## Recorded data
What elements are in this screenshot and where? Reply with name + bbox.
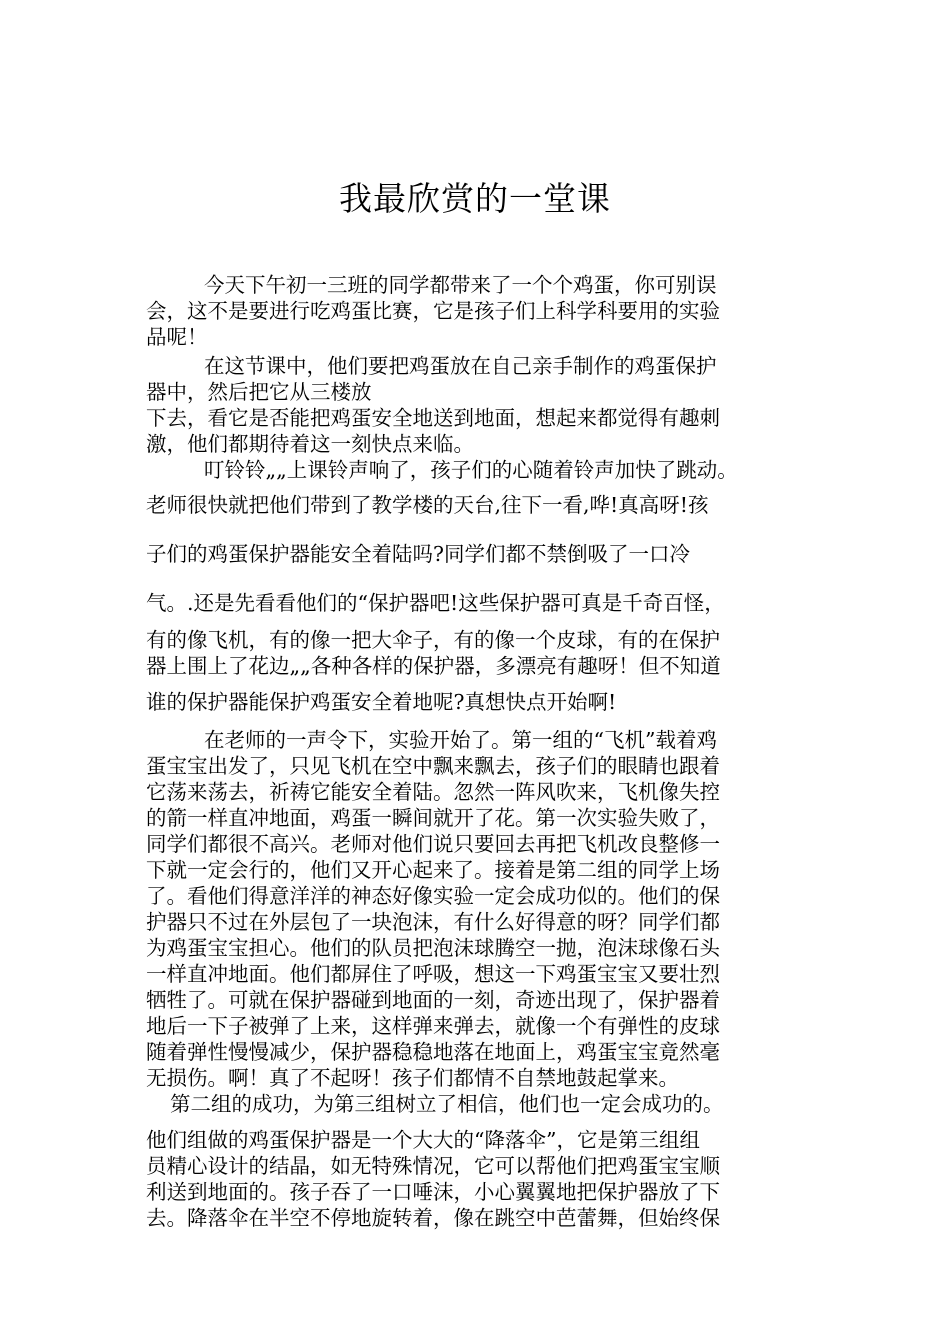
- text-line: 去。降落伞在半空不停地旋转着，像在跳空中芭蕾舞，但始终保: [146, 1206, 720, 1230]
- text-line: 同学们都很不高兴。老师对他们说只要回去再把飞机改良整修一: [146, 832, 720, 856]
- text-line: 一样直冲地面。他们都屏住了呼吸，想这一下鸡蛋宝宝又要壮烈: [146, 962, 720, 986]
- text-line: 谁的保护器能保护鸡蛋安全着地呢?真想快点开始啊!: [146, 690, 617, 714]
- text-line: 在这节课中，他们要把鸡蛋放在自己亲手制作的鸡蛋保护: [204, 354, 717, 378]
- text-line: 子们的鸡蛋保护器能安全着陆吗?同学们都不禁倒吸了一口冷: [146, 542, 690, 566]
- text-line: 下去，看它是否能把鸡蛋安全地送到地面，想起来都觉得有趣刺: [146, 406, 720, 430]
- text-line: 无损伤。啊！真了不起呀！孩子们都情不自禁地鼓起掌来。: [146, 1066, 679, 1090]
- text-line: 激，他们都期待着这一刻快点来临。: [146, 432, 474, 456]
- text-line: 会，这不是要进行吃鸡蛋比赛，它是孩子们上科学科要用的实验: [146, 299, 720, 323]
- text-line: 护器只不过在外层包了一块泡沫，有什么好得意的呀？同学们都: [146, 910, 720, 934]
- page-title: 我最欣赏的一堂课: [339, 179, 611, 218]
- text-line: 牺牲了。可就在保护器碰到地面的一刻，奇迹出现了，保护器着: [146, 988, 720, 1012]
- text-line: 气。.还是先看看他们的“保护器吧!这些保护器可真是千奇百怪，: [146, 591, 725, 615]
- text-line: 叮铃铃„„上课铃声响了，孩子们的心随着铃声加快了跳动。: [204, 458, 738, 482]
- text-line: 利送到地面的。孩子吞了一口唾沫，小心翼翼地把保护器放了下: [146, 1180, 720, 1204]
- text-line: 的箭一样直冲地面，鸡蛋一瞬间就开了花。第一次实验失败了，: [146, 806, 720, 830]
- text-line: 它荡来荡去，祈祷它能安全着陆。忽然一阵风吹来，飞机像失控: [146, 780, 720, 804]
- text-line: 今天下午初一三班的同学都带来了一个个鸡蛋，你可别误: [204, 273, 717, 297]
- text-line: 了。看他们得意洋洋的神态好像实验一定会成功似的。他们的保: [146, 884, 720, 908]
- text-line: 为鸡蛋宝宝担心。他们的队员把泡沫球腾空一抛，泡沫球像石头: [146, 936, 720, 960]
- text-line: 器中，然后把它从三楼放: [146, 380, 372, 404]
- text-line: 他们组做的鸡蛋保护器是一个大大的“降落伞”，它是第三组组: [146, 1128, 700, 1152]
- text-line: 在老师的一声令下，实验开始了。第一组的“飞机”载着鸡: [204, 728, 717, 752]
- text-line: 地后一下子被弹了上来，这样弹来弹去，就像一个有弹性的皮球: [146, 1014, 720, 1038]
- text-line: 蛋宝宝出发了，只见飞机在空中飘来飘去，孩子们的眼睛也跟着: [146, 754, 720, 778]
- text-line: 下就一定会行的，他们又开心起来了。接着是第二组的同学上场: [146, 858, 720, 882]
- text-line: 品呢！: [146, 325, 208, 349]
- text-line: 老师很快就把他们带到了教学楼的天台,往下一看,哗!真高呀!孩: [146, 493, 709, 517]
- text-line: 员精心设计的结晶，如无特殊情况，它可以帮他们把鸡蛋宝宝顺: [146, 1154, 720, 1178]
- text-line: 有的像飞机，有的像一把大伞子，有的像一个皮球，有的在保护: [146, 628, 720, 652]
- text-line: 第二组的成功，为第三组树立了相信，他们也一定会成功的。: [170, 1092, 724, 1116]
- text-line: 器上围上了花边„„各种各样的保护器，多漂亮有趣呀！但不知道: [146, 654, 721, 678]
- text-line: 随着弹性慢慢减少，保护器稳稳地落在地面上，鸡蛋宝宝竟然毫: [146, 1040, 720, 1064]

## Given request
Copy all the lines above exactly, leaving out the picture.

## The answer
What elements are in this screenshot and where? Reply with name + bbox.
- text-line: 去。降落伞在半空不停地旋转着，像在跳空中芭蕾舞，但始终保: [146, 1206, 720, 1230]
- text-line: 同学们都很不高兴。老师对他们说只要回去再把飞机改良整修一: [146, 832, 720, 856]
- text-line: 一样直冲地面。他们都屏住了呼吸，想这一下鸡蛋宝宝又要壮烈: [146, 962, 720, 986]
- text-line: 谁的保护器能保护鸡蛋安全着地呢?真想快点开始啊!: [146, 690, 617, 714]
- text-line: 在这节课中，他们要把鸡蛋放在自己亲手制作的鸡蛋保护: [204, 354, 717, 378]
- text-line: 子们的鸡蛋保护器能安全着陆吗?同学们都不禁倒吸了一口冷: [146, 542, 690, 566]
- text-line: 下去，看它是否能把鸡蛋安全地送到地面，想起来都觉得有趣刺: [146, 406, 720, 430]
- text-line: 无损伤。啊！真了不起呀！孩子们都情不自禁地鼓起掌来。: [146, 1066, 679, 1090]
- text-line: 激，他们都期待着这一刻快点来临。: [146, 432, 474, 456]
- text-line: 会，这不是要进行吃鸡蛋比赛，它是孩子们上科学科要用的实验: [146, 299, 720, 323]
- text-line: 护器只不过在外层包了一块泡沫，有什么好得意的呀？同学们都: [146, 910, 720, 934]
- page-title: 我最欣赏的一堂课: [339, 179, 611, 218]
- text-line: 牺牲了。可就在保护器碰到地面的一刻，奇迹出现了，保护器着: [146, 988, 720, 1012]
- text-line: 气。.还是先看看他们的“保护器吧!这些保护器可真是千奇百怪，: [146, 591, 725, 615]
- text-line: 叮铃铃„„上课铃声响了，孩子们的心随着铃声加快了跳动。: [204, 458, 738, 482]
- text-line: 利送到地面的。孩子吞了一口唾沫，小心翼翼地把保护器放了下: [146, 1180, 720, 1204]
- text-line: 的箭一样直冲地面，鸡蛋一瞬间就开了花。第一次实验失败了，: [146, 806, 720, 830]
- text-line: 它荡来荡去，祈祷它能安全着陆。忽然一阵风吹来，飞机像失控: [146, 780, 720, 804]
- text-line: 今天下午初一三班的同学都带来了一个个鸡蛋，你可别误: [204, 273, 717, 297]
- text-line: 了。看他们得意洋洋的神态好像实验一定会成功似的。他们的保: [146, 884, 720, 908]
- text-line: 为鸡蛋宝宝担心。他们的队员把泡沫球腾空一抛，泡沫球像石头: [146, 936, 720, 960]
- text-line: 器中，然后把它从三楼放: [146, 380, 372, 404]
- text-line: 他们组做的鸡蛋保护器是一个大大的“降落伞”，它是第三组组: [146, 1128, 700, 1152]
- text-line: 在老师的一声令下，实验开始了。第一组的“飞机”载着鸡: [204, 728, 717, 752]
- text-line: 地后一下子被弹了上来，这样弹来弹去，就像一个有弹性的皮球: [146, 1014, 720, 1038]
- text-line: 蛋宝宝出发了，只见飞机在空中飘来飘去，孩子们的眼睛也跟着: [146, 754, 720, 778]
- text-line: 下就一定会行的，他们又开心起来了。接着是第二组的同学上场: [146, 858, 720, 882]
- text-line: 品呢！: [146, 325, 208, 349]
- text-line: 老师很快就把他们带到了教学楼的天台,往下一看,哗!真高呀!孩: [146, 493, 709, 517]
- text-line: 员精心设计的结晶，如无特殊情况，它可以帮他们把鸡蛋宝宝顺: [146, 1154, 720, 1178]
- text-line: 有的像飞机，有的像一把大伞子，有的像一个皮球，有的在保护: [146, 628, 720, 652]
- text-line: 第二组的成功，为第三组树立了相信，他们也一定会成功的。: [170, 1092, 724, 1116]
- text-line: 器上围上了花边„„各种各样的保护器，多漂亮有趣呀！但不知道: [146, 654, 721, 678]
- text-line: 随着弹性慢慢减少，保护器稳稳地落在地面上，鸡蛋宝宝竟然毫: [146, 1040, 720, 1064]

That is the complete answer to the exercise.